> To be done: Write out every single entry exactly.
--- Start Exercise inputs ---
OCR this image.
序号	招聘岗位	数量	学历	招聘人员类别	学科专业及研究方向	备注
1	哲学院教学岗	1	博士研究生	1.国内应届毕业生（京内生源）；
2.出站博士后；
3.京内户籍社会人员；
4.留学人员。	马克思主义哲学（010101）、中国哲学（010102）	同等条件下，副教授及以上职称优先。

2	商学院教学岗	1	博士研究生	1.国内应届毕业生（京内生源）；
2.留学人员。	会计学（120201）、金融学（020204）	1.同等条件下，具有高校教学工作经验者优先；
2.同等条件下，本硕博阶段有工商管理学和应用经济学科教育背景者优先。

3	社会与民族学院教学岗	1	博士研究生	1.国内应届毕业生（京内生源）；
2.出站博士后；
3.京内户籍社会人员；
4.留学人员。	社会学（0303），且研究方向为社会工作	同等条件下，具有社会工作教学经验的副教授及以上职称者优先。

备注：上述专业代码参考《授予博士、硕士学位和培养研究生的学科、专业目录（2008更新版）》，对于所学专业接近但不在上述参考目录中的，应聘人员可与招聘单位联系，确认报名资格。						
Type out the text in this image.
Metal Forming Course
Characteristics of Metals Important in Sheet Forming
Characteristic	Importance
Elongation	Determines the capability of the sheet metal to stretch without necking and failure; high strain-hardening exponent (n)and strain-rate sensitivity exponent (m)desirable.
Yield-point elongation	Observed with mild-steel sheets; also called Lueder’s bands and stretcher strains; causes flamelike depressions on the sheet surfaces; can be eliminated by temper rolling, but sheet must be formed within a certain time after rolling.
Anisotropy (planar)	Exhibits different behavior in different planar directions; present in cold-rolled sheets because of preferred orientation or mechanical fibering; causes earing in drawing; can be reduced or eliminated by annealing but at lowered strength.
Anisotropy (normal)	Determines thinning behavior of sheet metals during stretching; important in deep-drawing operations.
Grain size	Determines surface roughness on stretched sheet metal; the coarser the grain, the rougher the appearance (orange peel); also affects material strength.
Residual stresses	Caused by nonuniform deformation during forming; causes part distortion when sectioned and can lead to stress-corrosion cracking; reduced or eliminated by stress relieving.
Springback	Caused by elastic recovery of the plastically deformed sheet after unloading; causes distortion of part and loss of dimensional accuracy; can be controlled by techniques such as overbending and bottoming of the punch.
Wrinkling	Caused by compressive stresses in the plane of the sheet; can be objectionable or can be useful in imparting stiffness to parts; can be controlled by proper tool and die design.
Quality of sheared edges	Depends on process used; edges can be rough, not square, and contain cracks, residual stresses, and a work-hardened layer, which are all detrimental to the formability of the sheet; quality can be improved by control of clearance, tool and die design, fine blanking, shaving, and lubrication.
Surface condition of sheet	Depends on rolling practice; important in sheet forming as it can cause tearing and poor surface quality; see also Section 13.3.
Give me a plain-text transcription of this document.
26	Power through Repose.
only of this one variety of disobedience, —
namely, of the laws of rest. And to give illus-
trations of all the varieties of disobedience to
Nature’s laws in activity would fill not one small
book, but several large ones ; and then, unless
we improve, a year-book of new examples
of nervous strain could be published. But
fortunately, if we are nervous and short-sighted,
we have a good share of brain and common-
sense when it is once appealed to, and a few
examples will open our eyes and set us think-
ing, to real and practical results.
--- End Exercise inputs ---
> The completed task:
OCR this image.
序号	招聘岗位	数量	学历	招聘人员类别	学科专业及研究方向	备注
1	哲学院教学岗	1	博士研究生	1.国内应届毕业生（京内生源）；
2.出站博士后；
3.京内户籍社会人员；
4.留学人员。	马克思主义哲学（010101）、中国哲学（010102）	同等条件下，副教授及以上职称优先。

2	商学院教学岗	1	博士研究生	1.国内应届毕业生（京内生源）；
2.留学人员。	会计学（120201）、金融学（020204）	1.同等条件下，具有高校教学工作经验者优先；
2.同等条件下，本硕博阶段有工商管理学和应用经济学科教育背景者优先。

3	社会与民族学院教学岗	1	博士研究生	1.国内应届毕业生（京内生源）；
2.出站博士后；
3.京内户籍社会人员；
4.留学人员。	社会学（0303），且研究方向为社会工作	同等条件下，具有社会工作教学经验的副教授及以上职称者优先。

备注：上述专业代码参考《授予博士、硕士学位和培养研究生的学科、专业目录（2008更新版）》，对于所学专业接近但不在上述参考目录中的，应聘人员可与招聘单位联系，确认报名资格。						
Type out the text in this image.
Metal Forming Course
Characteristics of Metals Important in Sheet Forming
Characteristic	Importance
Elongation	Determines the capability of the sheet metal to stretch without necking and failure; high strain-hardening exponent (n)and strain-rate sensitivity exponent (m)desirable.
Yield-point elongation	Observed with mild-steel sheets; also called Lueder’s bands and stretcher strains; causes flamelike depressions on the sheet surfaces; can be eliminated by temper rolling, but sheet must be formed within a certain time after rolling.
Anisotropy (planar)	Exhibits different behavior in different planar directions; present in cold-rolled sheets because of preferred orientation or mechanical fibering; causes earing in drawing; can be reduced or eliminated by annealing but at lowered strength.
Anisotropy (normal)	Determines thinning behavior of sheet metals during stretching; important in deep-drawing operations.
Grain size	Determines surface roughness on stretched sheet metal; the coarser the grain, the rougher the appearance (orange peel); also affects material strength.
Residual stresses	Caused by nonuniform deformation during forming; causes part distortion when sectioned and can lead to stress-corrosion cracking; reduced or eliminated by stress relieving.
Springback	Caused by elastic recovery of the plastically deformed sheet after unloading; causes distortion of part and loss of dimensional accuracy; can be controlled by techniques such as overbending and bottoming of the punch.
Wrinkling	Caused by compressive stresses in the plane of the sheet; can be objectionable or can be useful in imparting stiffness to parts; can be controlled by proper tool and die design.
Quality of sheared edges	Depends on process used; edges can be rough, not square, and contain cracks, residual stresses, and a work-hardened layer, which are all detrimental to the formability of the sheet; quality can be improved by control of clearance, tool and die design, fine blanking, shaving, and lubrication.
Surface condition of sheet	Depends on rolling practice; important in sheet forming as it can cause tearing and poor surface quality; see also Section 13.3.
Give me a plain-text transcription of this document.
26	Power through Repose.
only of this one variety of disobedience, —
namely, of the laws of rest. And to give illus-
trations of all the varieties of disobedience to
Nature’s laws in activity would fill not one small
book, but several large ones ; and then, unless
we improve, a year-book of new examples
of nervous strain could be published. But
fortunately, if we are nervous and short-sighted,
we have a good share of brain and common-
sense when it is once appealed to, and a few
examples will open our eyes and set us think-
ing, to real and practical results.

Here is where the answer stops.